### Problem to work on
Answer with a number only, giving how many lines in the data below include "includes".

### Figure dataset records
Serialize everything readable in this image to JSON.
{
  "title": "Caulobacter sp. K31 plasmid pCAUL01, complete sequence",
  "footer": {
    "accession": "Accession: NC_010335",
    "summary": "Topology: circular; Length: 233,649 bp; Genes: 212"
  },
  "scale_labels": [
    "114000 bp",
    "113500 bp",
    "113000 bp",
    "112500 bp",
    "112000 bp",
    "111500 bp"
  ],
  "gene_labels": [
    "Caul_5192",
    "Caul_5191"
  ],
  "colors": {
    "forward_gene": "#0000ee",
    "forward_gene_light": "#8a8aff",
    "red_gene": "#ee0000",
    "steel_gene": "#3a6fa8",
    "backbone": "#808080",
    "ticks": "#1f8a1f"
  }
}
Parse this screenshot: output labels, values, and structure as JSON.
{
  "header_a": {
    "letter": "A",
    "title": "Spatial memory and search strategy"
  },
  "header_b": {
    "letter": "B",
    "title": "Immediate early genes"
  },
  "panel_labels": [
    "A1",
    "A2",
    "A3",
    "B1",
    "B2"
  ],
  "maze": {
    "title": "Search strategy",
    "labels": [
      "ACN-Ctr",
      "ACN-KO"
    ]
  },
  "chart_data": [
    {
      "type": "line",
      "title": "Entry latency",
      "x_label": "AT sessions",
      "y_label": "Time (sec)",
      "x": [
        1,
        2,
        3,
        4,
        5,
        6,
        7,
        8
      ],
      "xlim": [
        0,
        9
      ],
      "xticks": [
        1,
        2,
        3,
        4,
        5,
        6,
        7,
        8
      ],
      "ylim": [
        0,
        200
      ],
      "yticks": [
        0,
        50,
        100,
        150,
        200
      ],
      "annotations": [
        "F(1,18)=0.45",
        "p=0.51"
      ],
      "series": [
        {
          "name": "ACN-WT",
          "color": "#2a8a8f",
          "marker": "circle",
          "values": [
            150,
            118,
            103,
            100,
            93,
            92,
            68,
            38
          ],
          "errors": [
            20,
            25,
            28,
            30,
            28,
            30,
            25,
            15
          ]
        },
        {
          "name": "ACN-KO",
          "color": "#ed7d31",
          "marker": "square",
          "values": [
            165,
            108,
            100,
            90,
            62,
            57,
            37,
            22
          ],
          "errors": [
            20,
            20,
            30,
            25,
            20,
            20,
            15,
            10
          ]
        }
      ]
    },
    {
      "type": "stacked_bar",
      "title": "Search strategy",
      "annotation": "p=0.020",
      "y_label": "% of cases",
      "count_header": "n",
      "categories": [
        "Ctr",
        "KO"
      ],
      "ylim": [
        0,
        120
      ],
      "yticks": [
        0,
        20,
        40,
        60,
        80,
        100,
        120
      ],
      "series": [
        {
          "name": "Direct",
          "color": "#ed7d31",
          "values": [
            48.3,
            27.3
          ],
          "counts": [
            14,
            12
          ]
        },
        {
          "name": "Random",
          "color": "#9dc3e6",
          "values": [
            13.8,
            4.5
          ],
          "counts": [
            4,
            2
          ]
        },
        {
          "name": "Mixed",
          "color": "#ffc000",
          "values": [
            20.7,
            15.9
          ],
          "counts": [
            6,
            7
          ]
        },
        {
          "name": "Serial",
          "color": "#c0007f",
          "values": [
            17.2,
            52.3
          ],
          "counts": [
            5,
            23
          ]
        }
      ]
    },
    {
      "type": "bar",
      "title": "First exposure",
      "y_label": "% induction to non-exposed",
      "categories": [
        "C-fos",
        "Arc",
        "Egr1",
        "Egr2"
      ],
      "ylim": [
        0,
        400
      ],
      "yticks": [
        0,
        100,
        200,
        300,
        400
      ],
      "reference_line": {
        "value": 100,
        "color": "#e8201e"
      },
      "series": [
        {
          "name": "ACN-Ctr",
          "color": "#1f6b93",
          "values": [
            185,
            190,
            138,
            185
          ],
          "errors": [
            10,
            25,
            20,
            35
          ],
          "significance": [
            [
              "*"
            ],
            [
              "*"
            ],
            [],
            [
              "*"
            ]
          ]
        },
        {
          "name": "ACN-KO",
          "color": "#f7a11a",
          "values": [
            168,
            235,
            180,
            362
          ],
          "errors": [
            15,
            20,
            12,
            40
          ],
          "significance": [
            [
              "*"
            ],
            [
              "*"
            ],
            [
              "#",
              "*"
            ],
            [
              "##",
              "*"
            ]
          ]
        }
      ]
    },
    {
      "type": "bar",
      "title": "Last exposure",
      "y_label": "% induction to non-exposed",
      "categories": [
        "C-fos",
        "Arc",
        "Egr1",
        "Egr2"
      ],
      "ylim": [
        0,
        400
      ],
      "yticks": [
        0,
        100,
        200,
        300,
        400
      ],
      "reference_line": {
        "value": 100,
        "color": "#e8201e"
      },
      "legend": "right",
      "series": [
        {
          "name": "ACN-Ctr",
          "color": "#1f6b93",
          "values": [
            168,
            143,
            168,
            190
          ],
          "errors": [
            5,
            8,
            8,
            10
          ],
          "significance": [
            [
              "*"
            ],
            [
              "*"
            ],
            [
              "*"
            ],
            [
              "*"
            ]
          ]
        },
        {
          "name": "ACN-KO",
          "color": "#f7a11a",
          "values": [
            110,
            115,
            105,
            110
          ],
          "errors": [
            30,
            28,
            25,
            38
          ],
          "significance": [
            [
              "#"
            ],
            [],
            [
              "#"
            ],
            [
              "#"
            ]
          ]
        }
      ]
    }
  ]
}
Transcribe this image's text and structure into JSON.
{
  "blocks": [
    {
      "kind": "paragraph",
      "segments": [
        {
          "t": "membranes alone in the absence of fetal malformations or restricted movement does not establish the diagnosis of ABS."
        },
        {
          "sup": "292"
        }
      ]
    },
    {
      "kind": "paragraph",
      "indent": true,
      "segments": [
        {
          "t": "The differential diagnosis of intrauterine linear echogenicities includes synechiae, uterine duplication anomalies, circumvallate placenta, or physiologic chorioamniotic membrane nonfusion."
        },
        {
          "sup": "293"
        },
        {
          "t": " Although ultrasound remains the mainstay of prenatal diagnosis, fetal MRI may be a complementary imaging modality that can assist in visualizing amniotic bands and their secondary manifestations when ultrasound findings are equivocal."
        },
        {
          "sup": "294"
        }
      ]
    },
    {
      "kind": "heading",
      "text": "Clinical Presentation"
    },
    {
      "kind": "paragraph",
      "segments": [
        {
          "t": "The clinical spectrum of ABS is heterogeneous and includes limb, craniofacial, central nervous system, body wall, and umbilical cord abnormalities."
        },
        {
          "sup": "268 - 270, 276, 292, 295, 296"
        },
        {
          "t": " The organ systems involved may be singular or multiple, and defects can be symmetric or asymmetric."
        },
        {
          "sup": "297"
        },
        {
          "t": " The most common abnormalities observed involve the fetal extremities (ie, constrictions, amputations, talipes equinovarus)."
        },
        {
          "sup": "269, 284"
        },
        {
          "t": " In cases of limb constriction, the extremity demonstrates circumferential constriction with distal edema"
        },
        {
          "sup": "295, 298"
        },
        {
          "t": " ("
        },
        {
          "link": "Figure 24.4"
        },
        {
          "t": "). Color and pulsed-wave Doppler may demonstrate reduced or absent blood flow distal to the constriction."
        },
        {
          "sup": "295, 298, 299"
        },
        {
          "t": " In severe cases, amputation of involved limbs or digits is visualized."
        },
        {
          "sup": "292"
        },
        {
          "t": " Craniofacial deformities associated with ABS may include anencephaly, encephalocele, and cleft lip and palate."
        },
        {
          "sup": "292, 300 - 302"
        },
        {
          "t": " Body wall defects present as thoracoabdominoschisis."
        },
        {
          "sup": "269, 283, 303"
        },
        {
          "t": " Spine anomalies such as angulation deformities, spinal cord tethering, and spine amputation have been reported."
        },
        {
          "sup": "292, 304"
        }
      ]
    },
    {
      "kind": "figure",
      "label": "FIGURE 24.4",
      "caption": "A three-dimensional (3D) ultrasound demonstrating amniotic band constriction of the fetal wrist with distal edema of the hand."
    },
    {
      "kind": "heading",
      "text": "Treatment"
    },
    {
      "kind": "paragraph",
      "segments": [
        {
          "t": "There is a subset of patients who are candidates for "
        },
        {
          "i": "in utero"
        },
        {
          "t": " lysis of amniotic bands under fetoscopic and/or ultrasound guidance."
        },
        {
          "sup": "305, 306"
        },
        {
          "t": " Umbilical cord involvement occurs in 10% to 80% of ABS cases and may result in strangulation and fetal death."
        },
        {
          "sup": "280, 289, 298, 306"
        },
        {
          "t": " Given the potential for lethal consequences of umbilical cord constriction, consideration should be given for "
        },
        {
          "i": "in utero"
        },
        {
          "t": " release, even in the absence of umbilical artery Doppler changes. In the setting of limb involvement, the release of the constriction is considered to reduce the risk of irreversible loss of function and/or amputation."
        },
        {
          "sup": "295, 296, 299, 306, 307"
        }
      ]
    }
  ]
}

### Finished task
2